WRITTEN PROBLEM: Count every line that holds the string "subtitle", and report the number alone.

(Stored data entries)

▼

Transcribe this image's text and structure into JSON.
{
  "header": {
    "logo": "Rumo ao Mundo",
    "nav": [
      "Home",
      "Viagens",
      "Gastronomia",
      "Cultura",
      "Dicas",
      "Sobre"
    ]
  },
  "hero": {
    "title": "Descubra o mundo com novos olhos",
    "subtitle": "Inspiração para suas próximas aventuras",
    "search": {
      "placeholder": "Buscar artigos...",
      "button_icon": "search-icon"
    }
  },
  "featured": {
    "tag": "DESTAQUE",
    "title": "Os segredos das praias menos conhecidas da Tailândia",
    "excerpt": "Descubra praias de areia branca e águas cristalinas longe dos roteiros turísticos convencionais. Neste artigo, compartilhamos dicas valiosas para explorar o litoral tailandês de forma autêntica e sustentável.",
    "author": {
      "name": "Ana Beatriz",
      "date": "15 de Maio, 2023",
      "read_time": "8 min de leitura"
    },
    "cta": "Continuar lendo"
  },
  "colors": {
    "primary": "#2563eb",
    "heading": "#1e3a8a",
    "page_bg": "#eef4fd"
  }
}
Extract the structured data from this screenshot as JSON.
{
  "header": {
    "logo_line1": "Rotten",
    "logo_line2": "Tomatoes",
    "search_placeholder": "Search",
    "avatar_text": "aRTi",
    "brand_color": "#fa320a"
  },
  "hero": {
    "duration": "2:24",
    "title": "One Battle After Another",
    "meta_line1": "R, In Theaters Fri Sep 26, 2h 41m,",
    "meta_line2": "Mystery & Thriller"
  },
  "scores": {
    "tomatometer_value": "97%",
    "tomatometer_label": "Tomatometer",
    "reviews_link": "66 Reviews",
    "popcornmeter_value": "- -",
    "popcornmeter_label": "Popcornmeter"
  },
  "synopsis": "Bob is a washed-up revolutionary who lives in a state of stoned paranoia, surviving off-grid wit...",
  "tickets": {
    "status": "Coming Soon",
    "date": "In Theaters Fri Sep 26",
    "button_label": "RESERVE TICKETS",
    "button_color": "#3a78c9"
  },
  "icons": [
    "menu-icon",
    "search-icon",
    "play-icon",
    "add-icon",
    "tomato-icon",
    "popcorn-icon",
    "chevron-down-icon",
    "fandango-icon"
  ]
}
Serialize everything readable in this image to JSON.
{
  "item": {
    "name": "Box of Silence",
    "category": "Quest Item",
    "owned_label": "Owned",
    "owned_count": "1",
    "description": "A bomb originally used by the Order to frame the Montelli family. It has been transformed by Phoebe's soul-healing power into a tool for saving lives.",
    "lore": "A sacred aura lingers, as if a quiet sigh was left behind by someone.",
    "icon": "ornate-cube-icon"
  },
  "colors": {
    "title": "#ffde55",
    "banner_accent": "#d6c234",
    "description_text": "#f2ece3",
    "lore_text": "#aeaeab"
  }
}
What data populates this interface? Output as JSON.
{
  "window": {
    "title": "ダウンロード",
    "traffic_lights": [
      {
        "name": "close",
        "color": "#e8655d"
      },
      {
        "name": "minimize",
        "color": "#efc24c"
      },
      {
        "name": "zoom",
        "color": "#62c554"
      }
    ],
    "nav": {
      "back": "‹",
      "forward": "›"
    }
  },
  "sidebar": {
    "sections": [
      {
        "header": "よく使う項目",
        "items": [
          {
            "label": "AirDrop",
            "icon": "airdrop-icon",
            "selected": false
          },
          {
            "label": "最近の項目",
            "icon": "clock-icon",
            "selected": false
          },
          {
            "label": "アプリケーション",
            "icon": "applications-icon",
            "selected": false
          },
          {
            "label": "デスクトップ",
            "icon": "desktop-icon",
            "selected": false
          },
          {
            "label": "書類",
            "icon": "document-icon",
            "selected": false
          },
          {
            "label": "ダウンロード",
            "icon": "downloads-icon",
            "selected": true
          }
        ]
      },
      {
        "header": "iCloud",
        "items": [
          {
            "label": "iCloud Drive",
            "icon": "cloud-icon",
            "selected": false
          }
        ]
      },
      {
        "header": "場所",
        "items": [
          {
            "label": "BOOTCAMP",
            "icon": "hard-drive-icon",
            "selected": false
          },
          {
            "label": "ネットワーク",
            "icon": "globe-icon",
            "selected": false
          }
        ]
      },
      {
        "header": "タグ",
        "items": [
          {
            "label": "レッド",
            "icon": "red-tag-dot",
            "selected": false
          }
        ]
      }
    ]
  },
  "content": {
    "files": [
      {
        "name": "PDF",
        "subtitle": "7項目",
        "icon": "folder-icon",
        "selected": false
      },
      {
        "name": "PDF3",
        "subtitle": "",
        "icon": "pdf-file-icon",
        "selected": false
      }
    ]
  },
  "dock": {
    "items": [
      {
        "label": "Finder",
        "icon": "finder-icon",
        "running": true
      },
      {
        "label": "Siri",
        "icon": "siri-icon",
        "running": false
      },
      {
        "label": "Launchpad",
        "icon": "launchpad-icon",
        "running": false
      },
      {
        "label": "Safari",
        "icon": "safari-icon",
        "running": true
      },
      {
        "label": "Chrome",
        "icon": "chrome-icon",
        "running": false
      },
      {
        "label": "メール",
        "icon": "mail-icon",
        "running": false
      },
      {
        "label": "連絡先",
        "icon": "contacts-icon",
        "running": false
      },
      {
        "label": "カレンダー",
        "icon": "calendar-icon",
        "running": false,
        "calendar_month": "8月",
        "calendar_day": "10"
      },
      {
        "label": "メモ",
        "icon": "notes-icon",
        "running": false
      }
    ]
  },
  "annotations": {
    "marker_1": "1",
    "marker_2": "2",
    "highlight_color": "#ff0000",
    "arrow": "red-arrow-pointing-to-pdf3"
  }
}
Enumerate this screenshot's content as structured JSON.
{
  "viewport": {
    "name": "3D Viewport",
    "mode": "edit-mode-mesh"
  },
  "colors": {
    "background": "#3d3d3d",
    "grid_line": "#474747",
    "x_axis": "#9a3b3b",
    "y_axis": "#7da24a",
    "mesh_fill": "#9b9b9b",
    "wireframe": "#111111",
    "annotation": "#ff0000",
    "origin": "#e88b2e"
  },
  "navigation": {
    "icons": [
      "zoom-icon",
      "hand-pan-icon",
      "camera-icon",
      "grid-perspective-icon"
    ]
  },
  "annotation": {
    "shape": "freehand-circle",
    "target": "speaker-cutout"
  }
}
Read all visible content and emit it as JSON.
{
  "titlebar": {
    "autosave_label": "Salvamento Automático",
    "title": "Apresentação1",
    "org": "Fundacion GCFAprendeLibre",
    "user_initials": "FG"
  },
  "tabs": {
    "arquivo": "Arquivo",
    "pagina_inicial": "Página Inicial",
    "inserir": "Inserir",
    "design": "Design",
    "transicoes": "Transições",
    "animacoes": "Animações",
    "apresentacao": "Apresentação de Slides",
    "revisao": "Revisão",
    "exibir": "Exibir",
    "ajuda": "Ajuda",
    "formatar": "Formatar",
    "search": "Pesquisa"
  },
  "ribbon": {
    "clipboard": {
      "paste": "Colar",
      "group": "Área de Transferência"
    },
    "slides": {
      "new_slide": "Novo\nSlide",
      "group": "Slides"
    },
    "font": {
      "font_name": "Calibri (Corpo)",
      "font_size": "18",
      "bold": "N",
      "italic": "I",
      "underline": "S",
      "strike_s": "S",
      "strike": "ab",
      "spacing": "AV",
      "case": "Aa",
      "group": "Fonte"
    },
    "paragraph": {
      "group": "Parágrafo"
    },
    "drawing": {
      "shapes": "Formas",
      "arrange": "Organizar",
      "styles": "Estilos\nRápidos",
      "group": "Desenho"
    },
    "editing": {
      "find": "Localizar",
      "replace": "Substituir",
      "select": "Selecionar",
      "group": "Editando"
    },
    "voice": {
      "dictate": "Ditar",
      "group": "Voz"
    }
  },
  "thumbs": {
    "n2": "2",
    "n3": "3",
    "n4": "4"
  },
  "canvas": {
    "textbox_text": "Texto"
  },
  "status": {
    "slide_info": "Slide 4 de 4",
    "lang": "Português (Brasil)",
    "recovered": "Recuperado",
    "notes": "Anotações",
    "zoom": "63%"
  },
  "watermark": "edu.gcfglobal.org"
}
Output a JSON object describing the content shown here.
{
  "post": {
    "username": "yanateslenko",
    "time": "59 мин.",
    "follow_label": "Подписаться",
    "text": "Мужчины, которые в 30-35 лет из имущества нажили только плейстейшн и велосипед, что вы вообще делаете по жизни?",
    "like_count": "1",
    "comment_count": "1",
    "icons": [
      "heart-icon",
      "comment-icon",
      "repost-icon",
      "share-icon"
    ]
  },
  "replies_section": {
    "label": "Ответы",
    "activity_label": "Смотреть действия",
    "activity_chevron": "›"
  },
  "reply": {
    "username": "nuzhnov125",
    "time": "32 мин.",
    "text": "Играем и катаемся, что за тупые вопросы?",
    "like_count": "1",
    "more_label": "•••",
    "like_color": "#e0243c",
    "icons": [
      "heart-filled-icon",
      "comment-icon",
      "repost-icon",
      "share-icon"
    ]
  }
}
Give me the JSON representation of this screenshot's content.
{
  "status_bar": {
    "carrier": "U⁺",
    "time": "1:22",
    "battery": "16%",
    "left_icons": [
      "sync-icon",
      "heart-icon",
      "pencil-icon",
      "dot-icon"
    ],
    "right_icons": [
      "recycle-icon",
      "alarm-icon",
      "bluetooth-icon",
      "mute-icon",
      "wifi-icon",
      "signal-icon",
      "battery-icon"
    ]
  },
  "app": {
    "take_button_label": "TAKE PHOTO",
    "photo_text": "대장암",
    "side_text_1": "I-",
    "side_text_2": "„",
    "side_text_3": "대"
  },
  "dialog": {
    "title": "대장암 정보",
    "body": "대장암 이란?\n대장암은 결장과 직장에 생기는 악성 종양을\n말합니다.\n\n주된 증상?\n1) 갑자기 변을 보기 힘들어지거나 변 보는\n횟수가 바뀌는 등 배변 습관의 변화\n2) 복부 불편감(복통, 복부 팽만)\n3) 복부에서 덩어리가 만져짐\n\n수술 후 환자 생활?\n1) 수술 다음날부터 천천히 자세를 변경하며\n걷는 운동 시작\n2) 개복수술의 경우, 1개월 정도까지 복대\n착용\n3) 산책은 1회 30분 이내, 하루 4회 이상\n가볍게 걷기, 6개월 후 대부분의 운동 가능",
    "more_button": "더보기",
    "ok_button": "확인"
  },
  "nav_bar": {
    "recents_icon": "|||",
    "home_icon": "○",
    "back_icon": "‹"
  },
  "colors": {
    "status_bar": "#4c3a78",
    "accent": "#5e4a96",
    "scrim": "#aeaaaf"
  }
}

▲

RESPONSE: 3